* Start *
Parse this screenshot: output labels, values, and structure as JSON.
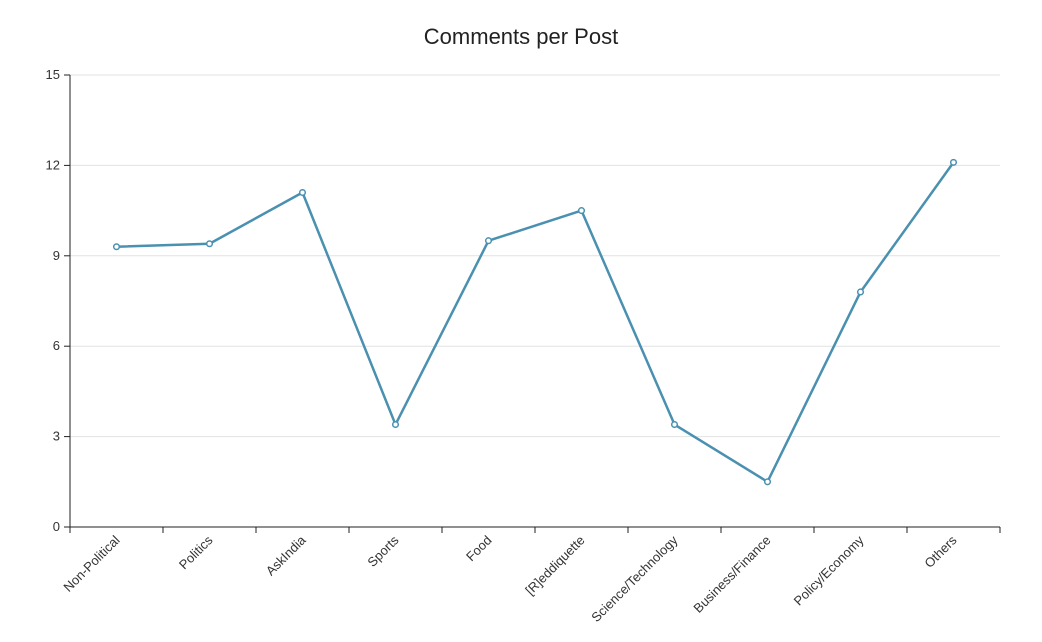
{
  "chart_data": {
    "type": "line",
    "title": "Comments per Post",
    "xlabel": "",
    "ylabel": "",
    "categories": [
      "Non-Political",
      "Politics",
      "AskIndia",
      "Sports",
      "Food",
      "[R]eddiquette",
      "Science/Technology",
      "Business/Finance",
      "Policy/Economy",
      "Others"
    ],
    "series": [
      {
        "values": [
          9.3,
          9.4,
          11.1,
          3.4,
          9.5,
          10.5,
          3.4,
          1.5,
          7.8,
          12.1
        ],
        "color": "#4a90b0"
      }
    ],
    "ylim": [
      0,
      15
    ],
    "yticks": [
      0,
      3,
      6,
      9,
      12,
      15
    ],
    "grid": true,
    "legend": "none"
  }
}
* End *
Problem to solve -> Leave out the pictures and return every record word for word.

Response ->
Parse this screenshot: output labels, values, and structure as JSON.
{
  "chart_data": {
    "type": "line",
    "title": "Comments per Post",
    "xlabel": "",
    "ylabel": "",
    "categories": [
      "Non-Political",
      "Politics",
      "AskIndia",
      "Sports",
      "Food",
      "[R]eddiquette",
      "Science/Technology",
      "Business/Finance",
      "Policy/Economy",
      "Others"
    ],
    "series": [
      {
        "values": [
          9.3,
          9.4,
          11.1,
          3.4,
          9.5,
          10.5,
          3.4,
          1.5,
          7.8,
          12.1
        ],
        "color": "#4a90b0"
      }
    ],
    "ylim": [
      0,
      15
    ],
    "yticks": [
      0,
      3,
      6,
      9,
      12,
      15
    ],
    "grid": true,
    "legend": "none"
  }
}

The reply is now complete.